= GIVEN PROBLEM =
Spot each line that carries the word "инерциальных"; copy those lines.

Collection entries:
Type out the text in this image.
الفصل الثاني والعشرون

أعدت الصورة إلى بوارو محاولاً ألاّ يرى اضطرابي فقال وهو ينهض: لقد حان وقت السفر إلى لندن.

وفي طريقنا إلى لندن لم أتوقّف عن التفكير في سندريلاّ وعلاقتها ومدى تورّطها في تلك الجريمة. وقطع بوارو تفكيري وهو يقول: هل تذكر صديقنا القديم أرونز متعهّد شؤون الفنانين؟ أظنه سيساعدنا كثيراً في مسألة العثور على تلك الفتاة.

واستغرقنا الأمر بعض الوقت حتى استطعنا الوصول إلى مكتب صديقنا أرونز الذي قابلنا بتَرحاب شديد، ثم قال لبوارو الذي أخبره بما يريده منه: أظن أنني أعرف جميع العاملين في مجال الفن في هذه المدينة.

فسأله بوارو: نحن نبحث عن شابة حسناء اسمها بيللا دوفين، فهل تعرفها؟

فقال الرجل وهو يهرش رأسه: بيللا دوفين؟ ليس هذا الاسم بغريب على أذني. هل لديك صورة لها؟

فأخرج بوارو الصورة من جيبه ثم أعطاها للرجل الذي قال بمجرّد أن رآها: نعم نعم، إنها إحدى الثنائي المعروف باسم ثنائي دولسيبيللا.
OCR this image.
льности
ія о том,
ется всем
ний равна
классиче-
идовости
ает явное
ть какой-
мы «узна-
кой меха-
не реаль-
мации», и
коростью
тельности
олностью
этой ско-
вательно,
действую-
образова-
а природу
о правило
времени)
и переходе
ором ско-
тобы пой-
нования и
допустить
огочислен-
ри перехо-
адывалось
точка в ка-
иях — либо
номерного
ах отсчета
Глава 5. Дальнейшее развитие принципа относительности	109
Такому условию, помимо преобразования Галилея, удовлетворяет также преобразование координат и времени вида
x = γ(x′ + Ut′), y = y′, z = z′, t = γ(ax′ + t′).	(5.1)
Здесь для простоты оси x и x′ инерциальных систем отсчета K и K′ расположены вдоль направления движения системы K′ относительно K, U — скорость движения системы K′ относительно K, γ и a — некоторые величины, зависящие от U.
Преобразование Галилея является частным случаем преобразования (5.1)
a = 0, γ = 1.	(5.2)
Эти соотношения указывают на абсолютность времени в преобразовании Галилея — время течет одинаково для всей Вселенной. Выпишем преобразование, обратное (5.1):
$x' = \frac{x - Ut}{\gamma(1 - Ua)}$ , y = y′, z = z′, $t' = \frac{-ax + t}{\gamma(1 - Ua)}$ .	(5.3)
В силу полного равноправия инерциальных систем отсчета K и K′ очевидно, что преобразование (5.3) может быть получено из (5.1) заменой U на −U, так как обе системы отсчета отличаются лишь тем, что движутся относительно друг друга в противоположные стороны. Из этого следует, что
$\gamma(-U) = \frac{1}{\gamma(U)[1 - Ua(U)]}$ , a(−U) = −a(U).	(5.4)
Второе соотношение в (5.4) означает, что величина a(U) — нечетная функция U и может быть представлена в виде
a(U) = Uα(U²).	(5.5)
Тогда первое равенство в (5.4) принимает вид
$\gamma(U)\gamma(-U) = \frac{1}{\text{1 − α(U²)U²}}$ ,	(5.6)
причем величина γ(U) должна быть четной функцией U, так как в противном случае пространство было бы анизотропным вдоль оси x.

= TASK SOLUTION =
Здесь для простоты оси x и x′ инерциальных систем отсчета K и K′ расположены вдоль направления движения системы K′ относительно K, U — скорость движения системы K′ относительно K, γ и a — некоторые величины, зависящие от U.
В силу полного равноправия инерциальных систем отсчета K и K′ очевидно, что преобразование (5.3) может быть получено из (5.1) заменой U на −U, так как обе системы отсчета отличаются лишь тем, что движутся относительно друг друга в противоположные стороны. Из этого следует, что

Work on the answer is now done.